In the records below, pick out all lines containing the word "title".

| DATA FOR THIS EXERCISE |
****************************************

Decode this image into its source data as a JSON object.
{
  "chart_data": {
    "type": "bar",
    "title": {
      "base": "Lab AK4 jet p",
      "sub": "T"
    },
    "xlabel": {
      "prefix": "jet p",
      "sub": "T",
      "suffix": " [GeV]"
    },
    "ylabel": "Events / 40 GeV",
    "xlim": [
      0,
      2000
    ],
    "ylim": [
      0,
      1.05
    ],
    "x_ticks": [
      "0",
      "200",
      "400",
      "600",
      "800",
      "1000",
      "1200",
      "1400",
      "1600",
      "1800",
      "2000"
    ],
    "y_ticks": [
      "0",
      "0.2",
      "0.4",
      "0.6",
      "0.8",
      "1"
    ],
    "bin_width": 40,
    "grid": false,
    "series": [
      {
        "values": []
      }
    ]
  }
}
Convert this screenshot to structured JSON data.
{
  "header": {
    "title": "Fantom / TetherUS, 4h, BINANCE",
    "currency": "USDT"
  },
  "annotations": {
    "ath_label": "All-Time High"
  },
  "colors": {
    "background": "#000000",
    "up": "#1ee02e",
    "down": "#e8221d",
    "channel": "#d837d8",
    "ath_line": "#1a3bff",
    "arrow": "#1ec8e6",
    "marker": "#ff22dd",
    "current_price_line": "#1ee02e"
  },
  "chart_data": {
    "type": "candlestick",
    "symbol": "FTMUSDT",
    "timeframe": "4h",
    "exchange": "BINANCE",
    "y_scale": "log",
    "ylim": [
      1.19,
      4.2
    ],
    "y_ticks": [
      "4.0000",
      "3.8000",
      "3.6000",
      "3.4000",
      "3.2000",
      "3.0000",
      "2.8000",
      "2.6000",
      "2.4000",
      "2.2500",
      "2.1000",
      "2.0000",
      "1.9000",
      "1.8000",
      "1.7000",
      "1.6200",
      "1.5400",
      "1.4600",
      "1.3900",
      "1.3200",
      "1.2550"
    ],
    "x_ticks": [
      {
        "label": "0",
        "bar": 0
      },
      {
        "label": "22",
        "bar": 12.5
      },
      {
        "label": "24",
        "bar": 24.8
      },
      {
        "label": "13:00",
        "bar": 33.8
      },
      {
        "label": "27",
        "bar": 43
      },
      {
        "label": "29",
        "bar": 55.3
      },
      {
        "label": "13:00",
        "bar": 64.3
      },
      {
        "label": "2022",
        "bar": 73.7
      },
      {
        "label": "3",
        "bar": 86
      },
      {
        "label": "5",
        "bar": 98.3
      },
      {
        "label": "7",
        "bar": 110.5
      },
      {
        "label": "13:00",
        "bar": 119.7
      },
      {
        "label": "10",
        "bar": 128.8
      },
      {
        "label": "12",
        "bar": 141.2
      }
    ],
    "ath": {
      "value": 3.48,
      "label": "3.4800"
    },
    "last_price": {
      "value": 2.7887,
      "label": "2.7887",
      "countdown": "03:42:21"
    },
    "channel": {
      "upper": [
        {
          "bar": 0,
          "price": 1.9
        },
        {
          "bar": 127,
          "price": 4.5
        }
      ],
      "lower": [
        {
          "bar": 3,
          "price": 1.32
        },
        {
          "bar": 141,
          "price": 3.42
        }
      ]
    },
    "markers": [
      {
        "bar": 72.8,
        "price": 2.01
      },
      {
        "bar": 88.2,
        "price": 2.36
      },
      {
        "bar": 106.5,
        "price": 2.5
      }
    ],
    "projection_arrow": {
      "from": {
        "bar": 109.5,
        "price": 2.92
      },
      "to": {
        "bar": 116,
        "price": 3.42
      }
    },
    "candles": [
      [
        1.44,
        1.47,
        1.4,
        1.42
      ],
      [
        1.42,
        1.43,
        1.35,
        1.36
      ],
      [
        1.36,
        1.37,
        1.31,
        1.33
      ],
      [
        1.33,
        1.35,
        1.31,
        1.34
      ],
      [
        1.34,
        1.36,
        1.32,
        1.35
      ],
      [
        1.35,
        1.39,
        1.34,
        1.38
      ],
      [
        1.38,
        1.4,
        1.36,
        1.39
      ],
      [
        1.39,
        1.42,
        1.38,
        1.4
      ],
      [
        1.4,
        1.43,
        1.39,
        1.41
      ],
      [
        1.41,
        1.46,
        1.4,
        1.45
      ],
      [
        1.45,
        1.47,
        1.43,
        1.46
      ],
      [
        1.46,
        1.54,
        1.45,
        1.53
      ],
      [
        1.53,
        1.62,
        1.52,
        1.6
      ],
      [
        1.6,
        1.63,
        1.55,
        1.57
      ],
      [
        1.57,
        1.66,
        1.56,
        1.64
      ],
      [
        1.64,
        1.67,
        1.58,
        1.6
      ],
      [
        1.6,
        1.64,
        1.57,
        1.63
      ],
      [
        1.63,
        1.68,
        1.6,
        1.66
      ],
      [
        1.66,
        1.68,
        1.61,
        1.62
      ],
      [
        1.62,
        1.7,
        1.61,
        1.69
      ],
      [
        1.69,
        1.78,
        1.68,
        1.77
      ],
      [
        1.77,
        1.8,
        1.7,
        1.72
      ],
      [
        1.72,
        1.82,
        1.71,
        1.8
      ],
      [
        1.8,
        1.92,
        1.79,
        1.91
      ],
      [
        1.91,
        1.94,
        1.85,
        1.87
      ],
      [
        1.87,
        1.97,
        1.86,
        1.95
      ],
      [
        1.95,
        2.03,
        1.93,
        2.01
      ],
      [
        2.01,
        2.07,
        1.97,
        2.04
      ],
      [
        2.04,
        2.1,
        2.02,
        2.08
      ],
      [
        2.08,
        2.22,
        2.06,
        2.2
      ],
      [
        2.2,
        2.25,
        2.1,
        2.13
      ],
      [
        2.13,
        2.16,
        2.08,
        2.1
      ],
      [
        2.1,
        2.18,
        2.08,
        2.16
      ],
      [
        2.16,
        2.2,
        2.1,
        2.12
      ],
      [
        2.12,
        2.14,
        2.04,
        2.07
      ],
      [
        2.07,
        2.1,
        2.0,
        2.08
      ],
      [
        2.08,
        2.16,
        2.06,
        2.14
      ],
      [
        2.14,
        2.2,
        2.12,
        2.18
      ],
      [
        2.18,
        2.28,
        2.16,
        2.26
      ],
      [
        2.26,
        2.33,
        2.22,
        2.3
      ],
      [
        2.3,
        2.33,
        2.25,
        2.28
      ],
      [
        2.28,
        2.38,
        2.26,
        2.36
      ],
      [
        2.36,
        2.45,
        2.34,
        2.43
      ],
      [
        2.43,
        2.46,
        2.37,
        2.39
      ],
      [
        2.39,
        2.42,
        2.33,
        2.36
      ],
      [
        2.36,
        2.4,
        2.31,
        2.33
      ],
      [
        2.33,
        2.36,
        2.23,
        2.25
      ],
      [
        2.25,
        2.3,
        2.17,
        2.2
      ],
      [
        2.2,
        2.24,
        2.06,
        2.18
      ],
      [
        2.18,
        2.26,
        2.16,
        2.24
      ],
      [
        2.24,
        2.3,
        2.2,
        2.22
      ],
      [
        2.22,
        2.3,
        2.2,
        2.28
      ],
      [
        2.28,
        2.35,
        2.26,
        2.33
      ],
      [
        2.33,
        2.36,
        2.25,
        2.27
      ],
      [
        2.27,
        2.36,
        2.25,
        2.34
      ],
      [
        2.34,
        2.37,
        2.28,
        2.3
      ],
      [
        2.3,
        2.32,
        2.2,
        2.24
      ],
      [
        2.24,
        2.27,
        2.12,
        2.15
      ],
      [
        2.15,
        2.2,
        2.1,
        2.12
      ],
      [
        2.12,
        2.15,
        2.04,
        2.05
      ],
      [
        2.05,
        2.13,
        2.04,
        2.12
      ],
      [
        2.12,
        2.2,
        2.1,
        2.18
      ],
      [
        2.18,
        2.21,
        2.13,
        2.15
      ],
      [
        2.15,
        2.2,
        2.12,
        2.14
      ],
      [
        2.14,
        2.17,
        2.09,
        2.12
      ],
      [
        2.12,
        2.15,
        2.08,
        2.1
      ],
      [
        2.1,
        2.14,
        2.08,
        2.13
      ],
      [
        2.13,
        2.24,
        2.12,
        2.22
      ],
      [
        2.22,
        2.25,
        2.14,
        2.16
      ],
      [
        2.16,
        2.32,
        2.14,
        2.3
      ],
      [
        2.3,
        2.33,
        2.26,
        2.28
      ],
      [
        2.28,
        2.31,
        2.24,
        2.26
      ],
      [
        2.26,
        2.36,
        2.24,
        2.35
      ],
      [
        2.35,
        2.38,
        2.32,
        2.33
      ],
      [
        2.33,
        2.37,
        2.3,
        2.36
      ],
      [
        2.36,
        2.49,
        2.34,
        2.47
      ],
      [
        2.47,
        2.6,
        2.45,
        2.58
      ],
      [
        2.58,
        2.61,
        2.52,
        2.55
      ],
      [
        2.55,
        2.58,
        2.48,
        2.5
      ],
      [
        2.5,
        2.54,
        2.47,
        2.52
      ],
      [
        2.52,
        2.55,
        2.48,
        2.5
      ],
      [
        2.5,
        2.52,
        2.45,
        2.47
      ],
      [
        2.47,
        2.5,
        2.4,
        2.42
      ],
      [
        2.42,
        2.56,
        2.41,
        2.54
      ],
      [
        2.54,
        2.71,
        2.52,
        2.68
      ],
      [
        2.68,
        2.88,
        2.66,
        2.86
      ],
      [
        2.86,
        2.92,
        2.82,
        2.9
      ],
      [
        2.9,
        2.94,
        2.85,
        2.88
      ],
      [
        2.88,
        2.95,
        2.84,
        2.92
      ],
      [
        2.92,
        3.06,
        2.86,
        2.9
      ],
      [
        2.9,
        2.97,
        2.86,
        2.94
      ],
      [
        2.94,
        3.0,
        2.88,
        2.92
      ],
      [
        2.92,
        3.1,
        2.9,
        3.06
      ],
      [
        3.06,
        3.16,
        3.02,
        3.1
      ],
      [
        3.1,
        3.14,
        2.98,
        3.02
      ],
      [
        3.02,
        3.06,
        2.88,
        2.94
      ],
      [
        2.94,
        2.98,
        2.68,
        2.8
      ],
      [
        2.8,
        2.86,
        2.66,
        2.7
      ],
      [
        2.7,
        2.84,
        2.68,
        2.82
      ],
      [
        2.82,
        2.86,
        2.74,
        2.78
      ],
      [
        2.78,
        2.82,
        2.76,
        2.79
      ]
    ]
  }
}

****************************************

| REPLY |
    "title": {
    "title": "Fantom / TetherUS, 4h, BINANCE",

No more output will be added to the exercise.